(Records from a data collection)
▽

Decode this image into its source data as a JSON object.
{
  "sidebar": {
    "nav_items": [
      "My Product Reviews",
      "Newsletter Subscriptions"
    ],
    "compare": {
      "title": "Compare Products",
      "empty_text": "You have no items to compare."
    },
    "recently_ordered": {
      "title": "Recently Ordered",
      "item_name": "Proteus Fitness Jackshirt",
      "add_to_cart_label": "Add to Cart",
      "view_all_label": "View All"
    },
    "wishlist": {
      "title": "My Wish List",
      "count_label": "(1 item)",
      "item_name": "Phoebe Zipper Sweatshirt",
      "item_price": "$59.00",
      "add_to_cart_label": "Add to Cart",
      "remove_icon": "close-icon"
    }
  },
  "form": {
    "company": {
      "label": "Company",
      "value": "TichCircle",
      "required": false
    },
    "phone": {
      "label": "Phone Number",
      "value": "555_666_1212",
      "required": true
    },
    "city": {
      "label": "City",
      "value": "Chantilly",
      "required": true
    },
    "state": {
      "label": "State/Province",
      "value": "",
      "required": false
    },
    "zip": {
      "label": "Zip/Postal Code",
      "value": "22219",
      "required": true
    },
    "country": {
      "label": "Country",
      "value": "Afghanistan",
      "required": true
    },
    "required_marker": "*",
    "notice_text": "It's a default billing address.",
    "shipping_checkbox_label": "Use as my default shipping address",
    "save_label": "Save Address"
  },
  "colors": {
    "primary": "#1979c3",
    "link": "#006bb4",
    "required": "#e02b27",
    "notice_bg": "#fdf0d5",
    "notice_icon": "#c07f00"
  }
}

△

_Exercise description_: Without leaving anything out, quote all the data.

_Response for this exercise_:
Decode this image into its source data as a JSON object.
{
  "sidebar": {
    "nav_items": [
      "My Product Reviews",
      "Newsletter Subscriptions"
    ],
    "compare": {
      "title": "Compare Products",
      "empty_text": "You have no items to compare."
    },
    "recently_ordered": {
      "title": "Recently Ordered",
      "item_name": "Proteus Fitness Jackshirt",
      "add_to_cart_label": "Add to Cart",
      "view_all_label": "View All"
    },
    "wishlist": {
      "title": "My Wish List",
      "count_label": "(1 item)",
      "item_name": "Phoebe Zipper Sweatshirt",
      "item_price": "$59.00",
      "add_to_cart_label": "Add to Cart",
      "remove_icon": "close-icon"
    }
  },
  "form": {
    "company": {
      "label": "Company",
      "value": "TichCircle",
      "required": false
    },
    "phone": {
      "label": "Phone Number",
      "value": "555_666_1212",
      "required": true
    },
    "city": {
      "label": "City",
      "value": "Chantilly",
      "required": true
    },
    "state": {
      "label": "State/Province",
      "value": "",
      "required": false
    },
    "zip": {
      "label": "Zip/Postal Code",
      "value": "22219",
      "required": true
    },
    "country": {
      "label": "Country",
      "value": "Afghanistan",
      "required": true
    },
    "required_marker": "*",
    "notice_text": "It's a default billing address.",
    "shipping_checkbox_label": "Use as my default shipping address",
    "save_label": "Save Address"
  },
  "colors": {
    "primary": "#1979c3",
    "link": "#006bb4",
    "required": "#e02b27",
    "notice_bg": "#fdf0d5",
    "notice_icon": "#c07f00"
  }
}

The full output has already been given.